- **Stated problem**:
Take every line that has the string "field" and copy it out.

- **Material**:
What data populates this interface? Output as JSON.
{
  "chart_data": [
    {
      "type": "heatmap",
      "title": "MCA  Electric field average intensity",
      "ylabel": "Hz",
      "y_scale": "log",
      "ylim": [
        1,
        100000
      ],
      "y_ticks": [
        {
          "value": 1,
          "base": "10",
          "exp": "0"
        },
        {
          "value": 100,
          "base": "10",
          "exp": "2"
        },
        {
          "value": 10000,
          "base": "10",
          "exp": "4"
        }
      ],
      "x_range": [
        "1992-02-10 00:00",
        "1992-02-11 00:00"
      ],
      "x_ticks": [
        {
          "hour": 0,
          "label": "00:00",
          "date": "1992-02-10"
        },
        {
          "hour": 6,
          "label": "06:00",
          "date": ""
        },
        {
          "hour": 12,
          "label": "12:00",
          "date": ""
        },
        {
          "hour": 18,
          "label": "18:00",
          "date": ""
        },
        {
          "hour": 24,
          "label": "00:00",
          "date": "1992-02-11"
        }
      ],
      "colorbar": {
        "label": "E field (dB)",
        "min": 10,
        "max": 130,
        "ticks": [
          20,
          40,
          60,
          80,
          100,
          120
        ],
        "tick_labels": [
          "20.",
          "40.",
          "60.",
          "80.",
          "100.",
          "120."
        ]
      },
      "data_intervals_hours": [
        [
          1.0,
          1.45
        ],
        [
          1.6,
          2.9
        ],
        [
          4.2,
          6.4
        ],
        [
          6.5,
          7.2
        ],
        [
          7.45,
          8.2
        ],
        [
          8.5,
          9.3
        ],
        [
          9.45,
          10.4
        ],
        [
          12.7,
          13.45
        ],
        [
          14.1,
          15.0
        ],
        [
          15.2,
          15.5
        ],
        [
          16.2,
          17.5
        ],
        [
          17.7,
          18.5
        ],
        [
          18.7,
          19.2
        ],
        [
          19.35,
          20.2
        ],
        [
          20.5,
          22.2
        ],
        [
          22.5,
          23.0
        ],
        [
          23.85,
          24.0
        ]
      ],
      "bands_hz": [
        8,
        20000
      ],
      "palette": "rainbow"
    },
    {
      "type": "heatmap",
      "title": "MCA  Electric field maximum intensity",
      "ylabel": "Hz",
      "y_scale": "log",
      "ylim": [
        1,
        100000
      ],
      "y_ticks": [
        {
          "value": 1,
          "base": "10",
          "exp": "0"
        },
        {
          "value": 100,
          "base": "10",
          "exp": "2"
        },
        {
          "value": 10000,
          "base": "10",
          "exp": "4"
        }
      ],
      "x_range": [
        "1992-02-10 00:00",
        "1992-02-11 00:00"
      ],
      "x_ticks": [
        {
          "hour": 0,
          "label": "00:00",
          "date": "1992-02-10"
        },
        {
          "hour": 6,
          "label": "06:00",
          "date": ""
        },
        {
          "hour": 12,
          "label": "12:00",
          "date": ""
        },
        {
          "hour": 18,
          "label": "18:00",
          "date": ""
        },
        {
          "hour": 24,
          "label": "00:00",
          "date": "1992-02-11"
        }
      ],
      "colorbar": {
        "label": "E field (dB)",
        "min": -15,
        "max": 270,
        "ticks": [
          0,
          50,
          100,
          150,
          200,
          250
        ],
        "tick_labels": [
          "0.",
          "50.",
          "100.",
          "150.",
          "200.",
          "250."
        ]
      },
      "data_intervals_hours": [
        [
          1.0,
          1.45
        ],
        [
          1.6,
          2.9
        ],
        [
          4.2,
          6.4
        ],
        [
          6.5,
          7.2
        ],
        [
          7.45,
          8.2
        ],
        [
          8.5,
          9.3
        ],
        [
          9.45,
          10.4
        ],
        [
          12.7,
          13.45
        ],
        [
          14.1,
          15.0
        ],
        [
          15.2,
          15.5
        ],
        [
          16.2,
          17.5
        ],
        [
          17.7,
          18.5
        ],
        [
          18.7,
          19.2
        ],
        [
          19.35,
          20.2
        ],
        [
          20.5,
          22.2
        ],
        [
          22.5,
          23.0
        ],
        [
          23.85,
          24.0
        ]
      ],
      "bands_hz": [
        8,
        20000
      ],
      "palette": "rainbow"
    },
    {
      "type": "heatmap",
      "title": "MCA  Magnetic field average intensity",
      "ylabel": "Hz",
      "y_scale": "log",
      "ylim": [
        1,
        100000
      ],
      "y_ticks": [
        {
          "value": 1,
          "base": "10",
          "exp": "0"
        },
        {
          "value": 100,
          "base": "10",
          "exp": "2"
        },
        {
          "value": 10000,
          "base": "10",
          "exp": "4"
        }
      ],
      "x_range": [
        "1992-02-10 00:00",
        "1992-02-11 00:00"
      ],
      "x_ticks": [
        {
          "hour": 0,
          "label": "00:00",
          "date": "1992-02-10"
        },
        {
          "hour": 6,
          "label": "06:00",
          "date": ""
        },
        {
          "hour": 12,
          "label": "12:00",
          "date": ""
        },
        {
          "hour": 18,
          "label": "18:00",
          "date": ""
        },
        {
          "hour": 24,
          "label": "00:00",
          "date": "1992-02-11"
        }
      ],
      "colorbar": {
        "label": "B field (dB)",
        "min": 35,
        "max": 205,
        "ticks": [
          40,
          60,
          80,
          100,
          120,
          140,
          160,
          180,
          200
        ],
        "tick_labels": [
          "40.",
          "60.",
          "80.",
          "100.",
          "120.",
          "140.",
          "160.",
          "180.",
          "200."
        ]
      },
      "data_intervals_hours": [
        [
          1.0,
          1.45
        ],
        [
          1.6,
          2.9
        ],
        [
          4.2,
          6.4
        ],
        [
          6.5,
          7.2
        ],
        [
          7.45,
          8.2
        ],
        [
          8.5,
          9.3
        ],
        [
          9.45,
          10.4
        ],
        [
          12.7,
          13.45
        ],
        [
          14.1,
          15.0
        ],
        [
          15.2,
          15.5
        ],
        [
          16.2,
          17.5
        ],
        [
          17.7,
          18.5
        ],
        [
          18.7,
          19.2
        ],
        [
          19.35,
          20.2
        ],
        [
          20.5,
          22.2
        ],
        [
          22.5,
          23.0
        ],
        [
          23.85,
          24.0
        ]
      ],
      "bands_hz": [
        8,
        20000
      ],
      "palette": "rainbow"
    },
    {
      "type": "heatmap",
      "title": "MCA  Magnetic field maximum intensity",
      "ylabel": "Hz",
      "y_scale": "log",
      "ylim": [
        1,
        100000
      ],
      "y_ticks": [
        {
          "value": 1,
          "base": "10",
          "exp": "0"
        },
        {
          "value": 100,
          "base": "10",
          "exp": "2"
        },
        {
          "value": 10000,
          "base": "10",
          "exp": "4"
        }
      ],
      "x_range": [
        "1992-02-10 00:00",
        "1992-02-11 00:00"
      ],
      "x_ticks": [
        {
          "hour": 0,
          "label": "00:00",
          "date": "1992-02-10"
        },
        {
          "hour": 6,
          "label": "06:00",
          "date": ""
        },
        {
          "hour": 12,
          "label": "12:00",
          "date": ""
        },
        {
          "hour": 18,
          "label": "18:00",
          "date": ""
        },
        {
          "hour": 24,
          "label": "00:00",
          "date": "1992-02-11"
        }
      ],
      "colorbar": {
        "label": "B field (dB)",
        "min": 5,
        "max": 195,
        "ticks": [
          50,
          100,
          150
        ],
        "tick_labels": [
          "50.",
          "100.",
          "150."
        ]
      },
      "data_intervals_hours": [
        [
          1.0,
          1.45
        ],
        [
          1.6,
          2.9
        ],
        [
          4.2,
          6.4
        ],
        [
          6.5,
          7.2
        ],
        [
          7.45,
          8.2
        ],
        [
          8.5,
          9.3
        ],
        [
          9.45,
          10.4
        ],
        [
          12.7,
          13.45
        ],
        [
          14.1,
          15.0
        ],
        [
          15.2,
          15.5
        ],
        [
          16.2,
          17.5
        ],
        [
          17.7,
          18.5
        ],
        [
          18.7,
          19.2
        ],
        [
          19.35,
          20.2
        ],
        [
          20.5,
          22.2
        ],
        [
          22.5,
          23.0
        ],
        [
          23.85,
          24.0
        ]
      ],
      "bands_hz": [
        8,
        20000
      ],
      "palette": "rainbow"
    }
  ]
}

- **Solution**:
      "title": "MCA  Electric field average intensity",
        "label": "E field (dB)",
      "title": "MCA  Electric field maximum intensity",
        "label": "E field (dB)",
      "title": "MCA  Magnetic field average intensity",
        "label": "B field (dB)",
      "title": "MCA  Magnetic field maximum intensity",
        "label": "B field (dB)",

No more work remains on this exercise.